(Data entries)
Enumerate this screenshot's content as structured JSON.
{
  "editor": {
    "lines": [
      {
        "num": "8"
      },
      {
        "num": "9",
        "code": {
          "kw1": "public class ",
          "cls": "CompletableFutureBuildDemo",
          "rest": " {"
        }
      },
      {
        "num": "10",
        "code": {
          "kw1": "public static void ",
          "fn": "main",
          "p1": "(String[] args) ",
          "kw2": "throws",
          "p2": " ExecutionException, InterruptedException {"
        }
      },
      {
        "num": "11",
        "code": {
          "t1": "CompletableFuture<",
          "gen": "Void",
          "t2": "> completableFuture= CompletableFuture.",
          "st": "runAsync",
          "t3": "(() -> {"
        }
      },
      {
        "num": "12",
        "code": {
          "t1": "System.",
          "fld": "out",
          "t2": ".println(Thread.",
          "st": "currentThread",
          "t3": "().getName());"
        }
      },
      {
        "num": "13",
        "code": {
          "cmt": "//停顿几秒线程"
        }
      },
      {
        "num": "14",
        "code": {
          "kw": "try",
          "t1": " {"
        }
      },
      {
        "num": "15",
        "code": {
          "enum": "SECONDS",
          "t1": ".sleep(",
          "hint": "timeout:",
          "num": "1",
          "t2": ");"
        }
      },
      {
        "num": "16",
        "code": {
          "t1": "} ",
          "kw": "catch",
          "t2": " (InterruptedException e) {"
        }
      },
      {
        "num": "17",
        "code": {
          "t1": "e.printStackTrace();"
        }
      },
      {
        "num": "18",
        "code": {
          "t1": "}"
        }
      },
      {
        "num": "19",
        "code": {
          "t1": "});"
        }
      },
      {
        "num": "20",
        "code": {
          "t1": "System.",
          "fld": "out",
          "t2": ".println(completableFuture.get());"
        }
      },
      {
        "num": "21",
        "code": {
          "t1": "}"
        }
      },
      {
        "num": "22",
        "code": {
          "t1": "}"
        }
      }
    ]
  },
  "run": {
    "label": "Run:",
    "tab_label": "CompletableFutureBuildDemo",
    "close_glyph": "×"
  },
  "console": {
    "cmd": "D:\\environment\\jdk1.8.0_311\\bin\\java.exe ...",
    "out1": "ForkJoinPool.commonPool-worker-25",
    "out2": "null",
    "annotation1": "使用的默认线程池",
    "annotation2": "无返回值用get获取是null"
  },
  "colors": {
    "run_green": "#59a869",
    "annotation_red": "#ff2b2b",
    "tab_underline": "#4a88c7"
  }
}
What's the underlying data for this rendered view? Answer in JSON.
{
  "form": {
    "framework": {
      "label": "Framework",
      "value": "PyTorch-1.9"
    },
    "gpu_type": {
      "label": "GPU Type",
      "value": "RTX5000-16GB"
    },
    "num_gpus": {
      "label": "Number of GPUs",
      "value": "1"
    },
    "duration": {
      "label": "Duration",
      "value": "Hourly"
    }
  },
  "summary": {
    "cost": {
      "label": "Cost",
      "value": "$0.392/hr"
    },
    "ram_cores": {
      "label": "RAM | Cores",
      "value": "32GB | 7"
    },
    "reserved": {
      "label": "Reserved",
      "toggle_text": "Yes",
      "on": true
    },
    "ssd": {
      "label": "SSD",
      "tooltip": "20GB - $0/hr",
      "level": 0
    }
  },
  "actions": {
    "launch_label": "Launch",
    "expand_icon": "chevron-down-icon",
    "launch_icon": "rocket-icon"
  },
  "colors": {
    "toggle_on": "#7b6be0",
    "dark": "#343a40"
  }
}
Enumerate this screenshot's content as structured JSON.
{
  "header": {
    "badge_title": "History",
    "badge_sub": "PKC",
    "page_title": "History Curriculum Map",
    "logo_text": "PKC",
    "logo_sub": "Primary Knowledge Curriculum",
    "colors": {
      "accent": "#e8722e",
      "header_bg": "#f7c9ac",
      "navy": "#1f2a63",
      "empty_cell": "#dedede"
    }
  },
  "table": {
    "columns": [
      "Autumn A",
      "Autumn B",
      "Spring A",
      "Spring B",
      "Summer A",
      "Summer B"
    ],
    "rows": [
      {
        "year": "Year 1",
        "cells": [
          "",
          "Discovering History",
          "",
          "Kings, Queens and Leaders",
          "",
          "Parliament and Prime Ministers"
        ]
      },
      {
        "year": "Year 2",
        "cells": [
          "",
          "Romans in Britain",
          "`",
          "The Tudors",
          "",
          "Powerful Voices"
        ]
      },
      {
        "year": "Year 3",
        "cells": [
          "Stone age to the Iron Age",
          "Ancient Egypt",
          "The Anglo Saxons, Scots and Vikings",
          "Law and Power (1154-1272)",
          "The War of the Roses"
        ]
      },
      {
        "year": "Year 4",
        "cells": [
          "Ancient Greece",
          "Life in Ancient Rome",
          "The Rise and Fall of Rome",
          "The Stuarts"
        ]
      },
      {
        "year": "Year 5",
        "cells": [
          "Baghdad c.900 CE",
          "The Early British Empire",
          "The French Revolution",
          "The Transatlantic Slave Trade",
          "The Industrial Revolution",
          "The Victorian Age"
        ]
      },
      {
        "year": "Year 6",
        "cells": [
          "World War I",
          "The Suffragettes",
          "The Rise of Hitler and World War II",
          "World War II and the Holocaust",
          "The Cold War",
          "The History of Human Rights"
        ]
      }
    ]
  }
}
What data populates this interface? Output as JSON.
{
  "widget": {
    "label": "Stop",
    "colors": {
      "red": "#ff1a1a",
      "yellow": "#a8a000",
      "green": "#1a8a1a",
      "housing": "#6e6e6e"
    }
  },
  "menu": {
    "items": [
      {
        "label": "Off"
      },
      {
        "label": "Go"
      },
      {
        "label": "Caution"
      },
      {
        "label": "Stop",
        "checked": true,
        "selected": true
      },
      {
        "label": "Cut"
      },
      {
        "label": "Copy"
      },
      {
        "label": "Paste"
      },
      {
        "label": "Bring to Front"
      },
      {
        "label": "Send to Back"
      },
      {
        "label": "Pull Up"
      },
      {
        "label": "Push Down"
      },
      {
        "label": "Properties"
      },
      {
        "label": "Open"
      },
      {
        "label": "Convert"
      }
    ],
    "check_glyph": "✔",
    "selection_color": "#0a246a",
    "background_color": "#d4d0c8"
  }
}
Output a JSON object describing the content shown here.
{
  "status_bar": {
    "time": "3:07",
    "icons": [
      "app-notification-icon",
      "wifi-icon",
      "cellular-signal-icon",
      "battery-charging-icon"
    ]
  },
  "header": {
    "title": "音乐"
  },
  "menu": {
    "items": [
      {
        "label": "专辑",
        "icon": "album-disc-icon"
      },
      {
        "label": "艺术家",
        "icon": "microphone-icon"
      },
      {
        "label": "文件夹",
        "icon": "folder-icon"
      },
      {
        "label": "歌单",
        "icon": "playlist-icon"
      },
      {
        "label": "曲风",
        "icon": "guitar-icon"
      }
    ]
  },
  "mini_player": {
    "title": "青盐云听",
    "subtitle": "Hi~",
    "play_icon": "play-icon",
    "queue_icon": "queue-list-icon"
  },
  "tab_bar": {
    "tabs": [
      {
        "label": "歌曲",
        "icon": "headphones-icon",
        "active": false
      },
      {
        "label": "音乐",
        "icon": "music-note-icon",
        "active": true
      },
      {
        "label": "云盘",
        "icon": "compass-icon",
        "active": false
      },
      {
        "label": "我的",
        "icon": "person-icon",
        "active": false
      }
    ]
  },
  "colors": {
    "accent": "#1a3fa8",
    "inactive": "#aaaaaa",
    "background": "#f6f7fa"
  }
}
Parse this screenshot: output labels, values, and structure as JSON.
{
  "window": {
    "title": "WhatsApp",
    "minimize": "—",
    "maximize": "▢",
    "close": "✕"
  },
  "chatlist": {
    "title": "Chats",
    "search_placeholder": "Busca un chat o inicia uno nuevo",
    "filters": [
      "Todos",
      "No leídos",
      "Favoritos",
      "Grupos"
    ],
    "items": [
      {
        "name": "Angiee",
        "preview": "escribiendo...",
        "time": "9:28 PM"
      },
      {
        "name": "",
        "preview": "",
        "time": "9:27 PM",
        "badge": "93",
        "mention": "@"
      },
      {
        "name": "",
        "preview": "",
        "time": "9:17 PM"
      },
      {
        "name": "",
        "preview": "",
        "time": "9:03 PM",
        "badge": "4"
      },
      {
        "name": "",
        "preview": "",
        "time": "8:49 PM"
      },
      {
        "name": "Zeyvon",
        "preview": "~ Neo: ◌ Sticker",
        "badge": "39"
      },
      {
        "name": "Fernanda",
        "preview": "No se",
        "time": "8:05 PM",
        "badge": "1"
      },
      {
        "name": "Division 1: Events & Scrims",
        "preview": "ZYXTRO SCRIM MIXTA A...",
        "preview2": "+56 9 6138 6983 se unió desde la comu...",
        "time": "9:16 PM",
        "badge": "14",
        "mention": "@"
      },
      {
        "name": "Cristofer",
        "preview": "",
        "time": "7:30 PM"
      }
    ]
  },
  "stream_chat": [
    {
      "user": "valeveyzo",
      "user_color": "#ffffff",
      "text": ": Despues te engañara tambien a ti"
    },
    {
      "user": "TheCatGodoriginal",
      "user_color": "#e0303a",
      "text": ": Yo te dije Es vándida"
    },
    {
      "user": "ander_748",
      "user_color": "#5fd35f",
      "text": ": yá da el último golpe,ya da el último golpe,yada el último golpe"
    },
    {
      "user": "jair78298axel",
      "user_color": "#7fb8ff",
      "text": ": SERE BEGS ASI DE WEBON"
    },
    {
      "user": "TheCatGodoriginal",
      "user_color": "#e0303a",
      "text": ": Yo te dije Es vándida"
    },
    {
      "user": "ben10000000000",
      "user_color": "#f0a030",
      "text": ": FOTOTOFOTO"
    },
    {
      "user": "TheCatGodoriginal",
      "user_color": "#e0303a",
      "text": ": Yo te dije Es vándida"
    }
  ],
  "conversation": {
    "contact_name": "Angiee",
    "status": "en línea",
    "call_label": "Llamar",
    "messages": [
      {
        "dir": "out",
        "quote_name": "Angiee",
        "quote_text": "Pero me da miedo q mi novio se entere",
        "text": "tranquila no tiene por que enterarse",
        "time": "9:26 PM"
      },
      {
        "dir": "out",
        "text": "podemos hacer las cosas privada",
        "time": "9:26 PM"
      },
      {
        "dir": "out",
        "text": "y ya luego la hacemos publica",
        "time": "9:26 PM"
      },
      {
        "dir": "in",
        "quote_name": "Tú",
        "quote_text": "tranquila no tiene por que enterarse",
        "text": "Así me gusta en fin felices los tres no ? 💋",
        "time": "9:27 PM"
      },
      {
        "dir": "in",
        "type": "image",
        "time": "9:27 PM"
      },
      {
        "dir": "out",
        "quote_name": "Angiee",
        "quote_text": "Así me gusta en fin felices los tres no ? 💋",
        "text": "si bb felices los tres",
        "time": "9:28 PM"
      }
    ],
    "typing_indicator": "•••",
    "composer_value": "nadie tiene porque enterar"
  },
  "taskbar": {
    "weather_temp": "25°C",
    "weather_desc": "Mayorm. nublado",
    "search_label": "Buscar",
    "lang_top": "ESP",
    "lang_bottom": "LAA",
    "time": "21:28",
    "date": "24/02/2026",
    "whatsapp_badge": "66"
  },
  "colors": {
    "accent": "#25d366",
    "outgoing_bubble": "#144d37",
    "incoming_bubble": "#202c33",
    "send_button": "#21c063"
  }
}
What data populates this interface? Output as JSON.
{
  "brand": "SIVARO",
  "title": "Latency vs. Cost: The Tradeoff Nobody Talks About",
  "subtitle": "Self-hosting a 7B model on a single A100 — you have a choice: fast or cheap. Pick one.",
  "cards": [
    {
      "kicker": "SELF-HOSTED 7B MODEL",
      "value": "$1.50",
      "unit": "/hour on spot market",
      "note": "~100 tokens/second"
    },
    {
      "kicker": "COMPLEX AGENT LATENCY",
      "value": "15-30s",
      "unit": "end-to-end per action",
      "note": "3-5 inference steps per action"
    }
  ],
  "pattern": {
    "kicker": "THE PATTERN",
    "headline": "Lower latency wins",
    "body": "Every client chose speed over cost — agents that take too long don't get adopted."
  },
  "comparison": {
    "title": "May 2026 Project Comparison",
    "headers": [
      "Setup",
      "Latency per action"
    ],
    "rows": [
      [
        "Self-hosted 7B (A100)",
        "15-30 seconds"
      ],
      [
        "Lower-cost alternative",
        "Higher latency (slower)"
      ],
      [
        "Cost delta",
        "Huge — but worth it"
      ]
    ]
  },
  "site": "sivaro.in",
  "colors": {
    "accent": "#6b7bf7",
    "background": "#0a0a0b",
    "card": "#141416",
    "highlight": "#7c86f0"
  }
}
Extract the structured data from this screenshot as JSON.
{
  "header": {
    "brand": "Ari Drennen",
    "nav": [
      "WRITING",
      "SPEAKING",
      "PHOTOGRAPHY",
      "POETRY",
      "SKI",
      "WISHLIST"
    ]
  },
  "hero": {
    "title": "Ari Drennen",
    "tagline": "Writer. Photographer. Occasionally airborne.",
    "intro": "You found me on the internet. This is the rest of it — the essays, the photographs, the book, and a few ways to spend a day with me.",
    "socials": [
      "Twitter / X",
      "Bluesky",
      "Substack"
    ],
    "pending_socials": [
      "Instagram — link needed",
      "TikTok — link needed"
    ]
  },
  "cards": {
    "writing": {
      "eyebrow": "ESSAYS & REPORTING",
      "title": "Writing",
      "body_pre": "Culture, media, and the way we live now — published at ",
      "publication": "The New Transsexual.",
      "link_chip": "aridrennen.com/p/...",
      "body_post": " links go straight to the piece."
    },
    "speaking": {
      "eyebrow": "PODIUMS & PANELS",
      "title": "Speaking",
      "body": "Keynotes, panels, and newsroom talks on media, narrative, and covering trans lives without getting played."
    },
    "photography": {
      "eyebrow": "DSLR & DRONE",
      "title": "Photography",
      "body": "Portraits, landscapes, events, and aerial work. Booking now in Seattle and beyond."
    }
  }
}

# [Exercise task]
Repeat, exactly and only, the lines above from the one containing "Extract the structured" through the end of the material.

# [Written solution]
Extract the structured data from this screenshot as JSON.
{
  "header": {
    "brand": "Ari Drennen",
    "nav": [
      "WRITING",
      "SPEAKING",
      "PHOTOGRAPHY",
      "POETRY",
      "SKI",
      "WISHLIST"
    ]
  },
  "hero": {
    "title": "Ari Drennen",
    "tagline": "Writer. Photographer. Occasionally airborne.",
    "intro": "You found me on the internet. This is the rest of it — the essays, the photographs, the book, and a few ways to spend a day with me.",
    "socials": [
      "Twitter / X",
      "Bluesky",
      "Substack"
    ],
    "pending_socials": [
      "Instagram — link needed",
      "TikTok — link needed"
    ]
  },
  "cards": {
    "writing": {
      "eyebrow": "ESSAYS & REPORTING",
      "title": "Writing",
      "body_pre": "Culture, media, and the way we live now — published at ",
      "publication": "The New Transsexual.",
      "link_chip": "aridrennen.com/p/...",
      "body_post": " links go straight to the piece."
    },
    "speaking": {
      "eyebrow": "PODIUMS & PANELS",
      "title": "Speaking",
      "body": "Keynotes, panels, and newsroom talks on media, narrative, and covering trans lives without getting played."
    },
    "photography": {
      "eyebrow": "DSLR & DRONE",
      "title": "Photography",
      "body": "Portraits, landscapes, events, and aerial work. Booking now in Seattle and beyond."
    }
  }
}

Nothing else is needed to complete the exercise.